--- start of RECORDS FOR THE TASK ---

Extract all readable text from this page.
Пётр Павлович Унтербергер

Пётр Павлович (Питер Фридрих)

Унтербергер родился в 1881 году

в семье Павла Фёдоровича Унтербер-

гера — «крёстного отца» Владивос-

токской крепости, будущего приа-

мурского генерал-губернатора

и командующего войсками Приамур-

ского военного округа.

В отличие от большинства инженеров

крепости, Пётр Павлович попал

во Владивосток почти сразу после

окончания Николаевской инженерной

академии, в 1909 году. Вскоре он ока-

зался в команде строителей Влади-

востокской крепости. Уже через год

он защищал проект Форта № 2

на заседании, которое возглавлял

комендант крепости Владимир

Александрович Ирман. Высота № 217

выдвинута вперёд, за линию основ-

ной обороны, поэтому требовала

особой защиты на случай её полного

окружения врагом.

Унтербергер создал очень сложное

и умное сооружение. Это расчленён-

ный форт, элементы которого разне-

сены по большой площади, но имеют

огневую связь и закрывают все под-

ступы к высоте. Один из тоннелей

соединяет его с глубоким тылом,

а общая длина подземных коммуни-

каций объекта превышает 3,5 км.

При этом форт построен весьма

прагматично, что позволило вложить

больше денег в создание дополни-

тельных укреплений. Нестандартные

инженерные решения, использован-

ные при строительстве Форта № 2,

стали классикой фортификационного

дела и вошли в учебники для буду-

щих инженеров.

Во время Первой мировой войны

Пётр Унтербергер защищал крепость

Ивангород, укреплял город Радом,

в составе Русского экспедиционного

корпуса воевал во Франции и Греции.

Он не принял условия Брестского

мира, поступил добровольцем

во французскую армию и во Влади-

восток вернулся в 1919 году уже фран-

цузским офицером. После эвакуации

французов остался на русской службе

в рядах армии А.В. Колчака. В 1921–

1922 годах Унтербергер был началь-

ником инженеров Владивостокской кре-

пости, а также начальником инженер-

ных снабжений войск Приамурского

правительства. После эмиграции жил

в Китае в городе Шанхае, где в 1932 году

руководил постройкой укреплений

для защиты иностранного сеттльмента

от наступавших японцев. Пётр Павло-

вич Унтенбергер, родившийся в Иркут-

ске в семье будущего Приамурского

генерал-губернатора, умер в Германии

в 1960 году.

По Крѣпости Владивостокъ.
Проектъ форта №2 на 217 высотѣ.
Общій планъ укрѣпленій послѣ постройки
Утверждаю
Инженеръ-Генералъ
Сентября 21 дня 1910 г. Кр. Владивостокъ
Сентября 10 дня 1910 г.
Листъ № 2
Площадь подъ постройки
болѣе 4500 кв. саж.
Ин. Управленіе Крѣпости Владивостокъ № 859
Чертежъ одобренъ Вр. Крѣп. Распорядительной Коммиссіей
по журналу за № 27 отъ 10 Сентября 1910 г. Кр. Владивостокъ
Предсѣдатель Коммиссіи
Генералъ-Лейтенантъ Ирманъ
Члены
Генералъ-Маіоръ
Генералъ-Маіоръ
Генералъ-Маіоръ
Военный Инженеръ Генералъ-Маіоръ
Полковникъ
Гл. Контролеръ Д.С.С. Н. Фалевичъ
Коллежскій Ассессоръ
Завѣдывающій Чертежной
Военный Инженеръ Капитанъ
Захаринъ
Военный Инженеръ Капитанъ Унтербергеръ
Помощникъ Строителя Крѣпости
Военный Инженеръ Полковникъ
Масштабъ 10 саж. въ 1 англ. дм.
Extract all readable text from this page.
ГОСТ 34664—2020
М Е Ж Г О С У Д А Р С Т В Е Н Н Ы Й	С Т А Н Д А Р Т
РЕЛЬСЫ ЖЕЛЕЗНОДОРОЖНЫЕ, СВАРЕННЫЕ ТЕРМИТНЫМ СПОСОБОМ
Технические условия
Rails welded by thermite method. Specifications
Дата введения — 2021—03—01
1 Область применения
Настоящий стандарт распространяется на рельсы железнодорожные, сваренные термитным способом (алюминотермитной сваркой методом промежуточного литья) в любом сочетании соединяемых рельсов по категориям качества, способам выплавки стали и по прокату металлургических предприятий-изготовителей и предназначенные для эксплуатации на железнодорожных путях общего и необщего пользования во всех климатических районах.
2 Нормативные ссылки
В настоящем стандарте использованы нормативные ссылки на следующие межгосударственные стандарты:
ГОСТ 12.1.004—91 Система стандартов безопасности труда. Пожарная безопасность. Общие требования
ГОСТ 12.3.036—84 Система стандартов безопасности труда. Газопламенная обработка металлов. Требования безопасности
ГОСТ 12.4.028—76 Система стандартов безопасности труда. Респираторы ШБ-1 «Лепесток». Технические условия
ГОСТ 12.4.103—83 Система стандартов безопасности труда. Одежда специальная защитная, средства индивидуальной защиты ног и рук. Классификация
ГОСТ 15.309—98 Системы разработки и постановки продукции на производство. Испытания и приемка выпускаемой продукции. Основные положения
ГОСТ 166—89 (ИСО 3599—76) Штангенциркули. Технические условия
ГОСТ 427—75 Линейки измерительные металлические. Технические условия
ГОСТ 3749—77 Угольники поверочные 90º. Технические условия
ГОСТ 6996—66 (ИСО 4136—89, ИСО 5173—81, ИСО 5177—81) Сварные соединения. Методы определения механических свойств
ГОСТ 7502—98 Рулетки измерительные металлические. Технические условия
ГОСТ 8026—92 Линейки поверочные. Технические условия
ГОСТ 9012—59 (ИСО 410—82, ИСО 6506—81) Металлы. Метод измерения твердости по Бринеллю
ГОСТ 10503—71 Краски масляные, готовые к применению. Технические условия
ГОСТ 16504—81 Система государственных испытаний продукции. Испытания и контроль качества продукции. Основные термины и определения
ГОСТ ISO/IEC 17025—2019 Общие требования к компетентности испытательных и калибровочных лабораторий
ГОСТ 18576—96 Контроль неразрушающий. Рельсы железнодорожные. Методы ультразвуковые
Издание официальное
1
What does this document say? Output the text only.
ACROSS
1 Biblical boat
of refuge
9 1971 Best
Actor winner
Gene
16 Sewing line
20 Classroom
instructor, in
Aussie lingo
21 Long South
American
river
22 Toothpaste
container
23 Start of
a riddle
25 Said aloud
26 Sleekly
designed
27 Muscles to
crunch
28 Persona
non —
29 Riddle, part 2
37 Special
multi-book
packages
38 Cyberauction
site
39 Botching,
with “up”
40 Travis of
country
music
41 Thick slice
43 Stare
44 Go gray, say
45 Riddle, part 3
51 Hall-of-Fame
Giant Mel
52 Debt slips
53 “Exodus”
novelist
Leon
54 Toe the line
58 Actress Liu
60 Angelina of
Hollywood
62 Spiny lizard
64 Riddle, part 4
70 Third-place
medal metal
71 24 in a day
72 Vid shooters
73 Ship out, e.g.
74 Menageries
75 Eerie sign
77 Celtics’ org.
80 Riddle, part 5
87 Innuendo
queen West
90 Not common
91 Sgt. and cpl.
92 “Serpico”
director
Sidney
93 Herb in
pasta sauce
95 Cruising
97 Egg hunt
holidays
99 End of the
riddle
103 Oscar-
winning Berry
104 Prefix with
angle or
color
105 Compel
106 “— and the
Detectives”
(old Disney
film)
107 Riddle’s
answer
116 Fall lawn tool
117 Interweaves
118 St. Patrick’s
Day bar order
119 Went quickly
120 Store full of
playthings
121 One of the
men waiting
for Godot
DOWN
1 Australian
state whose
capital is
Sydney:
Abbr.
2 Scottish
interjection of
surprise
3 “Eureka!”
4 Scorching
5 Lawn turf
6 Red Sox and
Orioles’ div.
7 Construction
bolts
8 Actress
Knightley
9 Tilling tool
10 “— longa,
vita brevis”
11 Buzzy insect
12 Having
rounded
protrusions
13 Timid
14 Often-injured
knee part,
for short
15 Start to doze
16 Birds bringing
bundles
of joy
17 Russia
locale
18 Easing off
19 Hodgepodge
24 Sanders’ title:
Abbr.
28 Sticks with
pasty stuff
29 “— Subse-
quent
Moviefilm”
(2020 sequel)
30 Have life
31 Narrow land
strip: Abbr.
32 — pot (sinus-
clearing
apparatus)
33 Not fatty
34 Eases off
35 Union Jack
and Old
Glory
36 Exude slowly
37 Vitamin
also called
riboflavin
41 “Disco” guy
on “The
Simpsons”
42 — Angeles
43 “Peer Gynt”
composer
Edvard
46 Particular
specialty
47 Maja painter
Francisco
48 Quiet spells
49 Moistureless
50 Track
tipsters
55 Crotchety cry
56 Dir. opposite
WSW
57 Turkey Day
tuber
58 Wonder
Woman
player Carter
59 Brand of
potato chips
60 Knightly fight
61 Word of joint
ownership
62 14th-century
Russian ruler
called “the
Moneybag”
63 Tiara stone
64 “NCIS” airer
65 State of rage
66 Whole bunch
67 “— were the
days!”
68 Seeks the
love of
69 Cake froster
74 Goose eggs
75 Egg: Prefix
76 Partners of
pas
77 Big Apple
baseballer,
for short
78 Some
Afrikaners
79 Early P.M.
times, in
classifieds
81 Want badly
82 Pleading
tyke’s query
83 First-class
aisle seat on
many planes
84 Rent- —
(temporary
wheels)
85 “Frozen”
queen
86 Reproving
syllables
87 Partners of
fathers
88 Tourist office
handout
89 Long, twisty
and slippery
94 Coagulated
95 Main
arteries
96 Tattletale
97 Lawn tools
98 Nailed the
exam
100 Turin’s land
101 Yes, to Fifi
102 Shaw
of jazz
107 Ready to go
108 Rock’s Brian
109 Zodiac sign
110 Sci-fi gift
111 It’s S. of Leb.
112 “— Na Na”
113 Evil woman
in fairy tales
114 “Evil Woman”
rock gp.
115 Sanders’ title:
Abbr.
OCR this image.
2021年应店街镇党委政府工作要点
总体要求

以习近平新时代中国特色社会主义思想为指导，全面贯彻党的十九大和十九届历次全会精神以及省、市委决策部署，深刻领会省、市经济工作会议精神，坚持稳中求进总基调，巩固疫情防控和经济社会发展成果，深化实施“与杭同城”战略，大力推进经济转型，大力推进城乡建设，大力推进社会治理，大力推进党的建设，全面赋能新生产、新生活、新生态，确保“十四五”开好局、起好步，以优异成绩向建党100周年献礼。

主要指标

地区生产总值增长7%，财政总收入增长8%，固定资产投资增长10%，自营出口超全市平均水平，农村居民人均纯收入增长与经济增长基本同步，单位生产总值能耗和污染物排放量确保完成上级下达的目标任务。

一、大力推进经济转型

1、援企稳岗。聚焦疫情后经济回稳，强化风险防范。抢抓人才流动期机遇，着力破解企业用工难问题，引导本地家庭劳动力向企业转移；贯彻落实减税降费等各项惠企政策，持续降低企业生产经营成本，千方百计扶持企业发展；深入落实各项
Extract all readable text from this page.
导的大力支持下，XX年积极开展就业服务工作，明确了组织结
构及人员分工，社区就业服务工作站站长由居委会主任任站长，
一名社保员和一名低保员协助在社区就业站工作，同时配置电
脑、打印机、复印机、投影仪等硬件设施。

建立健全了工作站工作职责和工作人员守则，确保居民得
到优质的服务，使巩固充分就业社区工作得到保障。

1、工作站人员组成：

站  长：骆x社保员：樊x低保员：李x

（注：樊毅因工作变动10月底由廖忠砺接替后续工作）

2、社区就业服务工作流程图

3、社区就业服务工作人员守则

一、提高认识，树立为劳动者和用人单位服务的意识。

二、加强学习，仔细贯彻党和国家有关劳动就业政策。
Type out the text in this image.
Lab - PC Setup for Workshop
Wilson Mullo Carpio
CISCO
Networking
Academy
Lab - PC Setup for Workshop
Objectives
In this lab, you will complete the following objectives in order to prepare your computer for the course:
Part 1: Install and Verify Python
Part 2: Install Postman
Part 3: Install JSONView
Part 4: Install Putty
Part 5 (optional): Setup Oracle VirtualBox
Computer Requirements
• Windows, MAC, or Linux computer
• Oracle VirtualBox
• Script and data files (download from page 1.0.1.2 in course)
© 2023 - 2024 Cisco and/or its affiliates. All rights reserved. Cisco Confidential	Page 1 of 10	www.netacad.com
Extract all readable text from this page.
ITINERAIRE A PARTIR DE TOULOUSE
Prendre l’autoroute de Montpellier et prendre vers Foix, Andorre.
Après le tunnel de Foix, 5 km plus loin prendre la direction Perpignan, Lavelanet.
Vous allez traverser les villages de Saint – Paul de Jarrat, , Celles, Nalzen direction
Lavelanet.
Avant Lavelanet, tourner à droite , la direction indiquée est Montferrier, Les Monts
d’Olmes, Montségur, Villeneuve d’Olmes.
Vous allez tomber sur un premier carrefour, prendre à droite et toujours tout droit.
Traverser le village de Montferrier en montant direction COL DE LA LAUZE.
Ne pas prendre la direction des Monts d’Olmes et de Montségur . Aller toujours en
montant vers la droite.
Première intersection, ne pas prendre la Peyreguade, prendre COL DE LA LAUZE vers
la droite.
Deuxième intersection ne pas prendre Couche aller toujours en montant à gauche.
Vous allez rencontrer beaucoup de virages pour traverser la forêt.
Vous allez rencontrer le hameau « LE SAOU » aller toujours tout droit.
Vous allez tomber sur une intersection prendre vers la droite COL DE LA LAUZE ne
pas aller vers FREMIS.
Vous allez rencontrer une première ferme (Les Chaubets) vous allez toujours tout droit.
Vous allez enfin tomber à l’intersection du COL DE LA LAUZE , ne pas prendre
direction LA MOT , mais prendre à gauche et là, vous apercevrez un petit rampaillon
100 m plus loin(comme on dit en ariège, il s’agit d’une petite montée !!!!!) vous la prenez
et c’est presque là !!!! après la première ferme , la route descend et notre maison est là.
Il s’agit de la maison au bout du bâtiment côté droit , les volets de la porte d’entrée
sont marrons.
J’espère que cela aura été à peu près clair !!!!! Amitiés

--- end of RECORDS FOR THE TASK ---

Pick out the lines above that hold the string "Пётр" and show them.

RESPONSE FOR THIS EXERCISE:
Пётр Павлович Унтербергер
Пётр Павлович (Питер Фридрих)
крепости, Пётр Павлович попал
Пётр Унтербергер защищал крепость
от наступавших японцев. Пётр Павло-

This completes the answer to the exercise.